>> START SOURCE MATERIAL

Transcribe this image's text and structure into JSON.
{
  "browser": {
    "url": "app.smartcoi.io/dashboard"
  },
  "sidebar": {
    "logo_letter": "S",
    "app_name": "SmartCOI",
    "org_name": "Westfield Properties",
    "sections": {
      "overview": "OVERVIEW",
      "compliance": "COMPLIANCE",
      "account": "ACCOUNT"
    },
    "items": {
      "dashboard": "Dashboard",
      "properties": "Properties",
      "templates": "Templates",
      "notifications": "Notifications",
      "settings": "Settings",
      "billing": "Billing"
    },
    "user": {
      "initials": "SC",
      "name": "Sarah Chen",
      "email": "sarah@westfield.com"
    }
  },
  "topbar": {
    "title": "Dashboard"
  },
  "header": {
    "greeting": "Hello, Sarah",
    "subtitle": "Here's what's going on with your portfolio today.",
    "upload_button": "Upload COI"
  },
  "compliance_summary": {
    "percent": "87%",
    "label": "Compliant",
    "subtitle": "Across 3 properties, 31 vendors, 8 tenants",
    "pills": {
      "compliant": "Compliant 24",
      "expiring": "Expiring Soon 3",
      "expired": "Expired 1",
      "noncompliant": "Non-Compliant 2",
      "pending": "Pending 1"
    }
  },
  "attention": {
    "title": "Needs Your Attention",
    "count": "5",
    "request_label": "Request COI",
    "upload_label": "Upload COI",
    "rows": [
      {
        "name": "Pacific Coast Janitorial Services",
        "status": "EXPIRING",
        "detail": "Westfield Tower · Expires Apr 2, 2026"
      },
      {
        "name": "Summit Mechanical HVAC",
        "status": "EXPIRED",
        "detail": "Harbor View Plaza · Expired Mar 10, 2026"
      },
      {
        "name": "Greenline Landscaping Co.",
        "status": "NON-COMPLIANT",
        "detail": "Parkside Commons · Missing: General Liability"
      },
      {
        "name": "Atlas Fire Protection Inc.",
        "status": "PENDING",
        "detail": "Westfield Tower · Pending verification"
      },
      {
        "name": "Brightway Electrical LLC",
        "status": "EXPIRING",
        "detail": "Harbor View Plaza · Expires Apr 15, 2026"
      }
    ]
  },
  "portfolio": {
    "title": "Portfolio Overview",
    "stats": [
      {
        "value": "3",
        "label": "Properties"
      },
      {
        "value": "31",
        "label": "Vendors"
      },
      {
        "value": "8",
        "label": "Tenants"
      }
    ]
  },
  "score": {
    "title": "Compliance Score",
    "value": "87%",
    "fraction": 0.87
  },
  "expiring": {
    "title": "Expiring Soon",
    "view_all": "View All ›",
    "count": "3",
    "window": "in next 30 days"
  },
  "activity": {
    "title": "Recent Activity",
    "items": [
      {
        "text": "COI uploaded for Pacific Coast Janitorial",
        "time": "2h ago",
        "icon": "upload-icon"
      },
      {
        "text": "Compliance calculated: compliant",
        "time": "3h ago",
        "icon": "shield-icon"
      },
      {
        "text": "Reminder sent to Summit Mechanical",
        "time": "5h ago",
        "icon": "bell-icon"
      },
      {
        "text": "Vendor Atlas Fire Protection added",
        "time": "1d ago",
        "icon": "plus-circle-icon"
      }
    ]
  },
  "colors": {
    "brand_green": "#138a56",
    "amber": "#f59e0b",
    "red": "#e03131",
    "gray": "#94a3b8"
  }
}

>> END SOURCE MATERIAL

▶ [WHAT YOU ARE ASKED TO DO] Scan the listing above and identify each line holding the string "Harbor"; copy every such line.

▶ [CORRECT RESPONSE]
        "detail": "Harbor View Plaza · Expired Mar 10, 2026"
        "detail": "Harbor View Plaza · Expires Apr 15, 2026"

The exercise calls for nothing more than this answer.